> [TASK TO COMPLETE]
Write down each entry again, exactly as it reads.

> [SUPPLIED ENTRIES]
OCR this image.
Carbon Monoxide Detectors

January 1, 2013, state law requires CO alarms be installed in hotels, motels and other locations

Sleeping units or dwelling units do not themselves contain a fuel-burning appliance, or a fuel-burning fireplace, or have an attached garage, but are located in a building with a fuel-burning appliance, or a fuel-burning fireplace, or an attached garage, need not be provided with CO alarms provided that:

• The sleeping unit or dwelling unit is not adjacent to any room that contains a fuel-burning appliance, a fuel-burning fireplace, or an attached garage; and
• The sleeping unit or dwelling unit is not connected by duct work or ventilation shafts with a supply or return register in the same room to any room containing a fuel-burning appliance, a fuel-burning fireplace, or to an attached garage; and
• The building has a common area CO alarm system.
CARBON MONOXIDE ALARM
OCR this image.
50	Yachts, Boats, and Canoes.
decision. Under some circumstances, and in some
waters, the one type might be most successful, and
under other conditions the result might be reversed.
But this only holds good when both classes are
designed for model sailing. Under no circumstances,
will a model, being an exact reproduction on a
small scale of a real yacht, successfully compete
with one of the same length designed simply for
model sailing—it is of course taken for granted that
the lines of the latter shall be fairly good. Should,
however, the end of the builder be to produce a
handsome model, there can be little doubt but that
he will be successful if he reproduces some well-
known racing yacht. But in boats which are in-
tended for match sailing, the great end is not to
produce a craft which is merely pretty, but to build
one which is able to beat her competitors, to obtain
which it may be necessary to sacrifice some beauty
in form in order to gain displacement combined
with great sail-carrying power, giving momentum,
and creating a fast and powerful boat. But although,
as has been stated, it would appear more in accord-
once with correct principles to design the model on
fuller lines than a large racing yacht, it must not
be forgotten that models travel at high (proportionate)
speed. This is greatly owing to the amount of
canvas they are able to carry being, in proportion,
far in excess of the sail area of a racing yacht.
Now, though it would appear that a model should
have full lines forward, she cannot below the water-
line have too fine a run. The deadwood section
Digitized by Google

> [RESULT OF THIS TASK]
OCR this image.
Carbon Monoxide Detectors

January 1, 2013, state law requires CO alarms be installed in hotels, motels and other locations

Sleeping units or dwelling units do not themselves contain a fuel-burning appliance, or a fuel-burning fireplace, or have an attached garage, but are located in a building with a fuel-burning appliance, or a fuel-burning fireplace, or an attached garage, need not be provided with CO alarms provided that:

• The sleeping unit or dwelling unit is not adjacent to any room that contains a fuel-burning appliance, a fuel-burning fireplace, or an attached garage; and
• The sleeping unit or dwelling unit is not connected by duct work or ventilation shafts with a supply or return register in the same room to any room containing a fuel-burning appliance, a fuel-burning fireplace, or to an attached garage; and
• The building has a common area CO alarm system.
CARBON MONOXIDE ALARM
OCR this image.
50	Yachts, Boats, and Canoes.
decision. Under some circumstances, and in some
waters, the one type might be most successful, and
under other conditions the result might be reversed.
But this only holds good when both classes are
designed for model sailing. Under no circumstances,
will a model, being an exact reproduction on a
small scale of a real yacht, successfully compete
with one of the same length designed simply for
model sailing—it is of course taken for granted that
the lines of the latter shall be fairly good. Should,
however, the end of the builder be to produce a
handsome model, there can be little doubt but that
he will be successful if he reproduces some well-
known racing yacht. But in boats which are in-
tended for match sailing, the great end is not to
produce a craft which is merely pretty, but to build
one which is able to beat her competitors, to obtain
which it may be necessary to sacrifice some beauty
in form in order to gain displacement combined
with great sail-carrying power, giving momentum,
and creating a fast and powerful boat. But although,
as has been stated, it would appear more in accord-
once with correct principles to design the model on
fuller lines than a large racing yacht, it must not
be forgotten that models travel at high (proportionate)
speed. This is greatly owing to the amount of
canvas they are able to carry being, in proportion,
far in excess of the sail area of a racing yacht.
Now, though it would appear that a model should
have full lines forward, she cannot below the water-
line have too fine a run. The deadwood section
Digitized by Google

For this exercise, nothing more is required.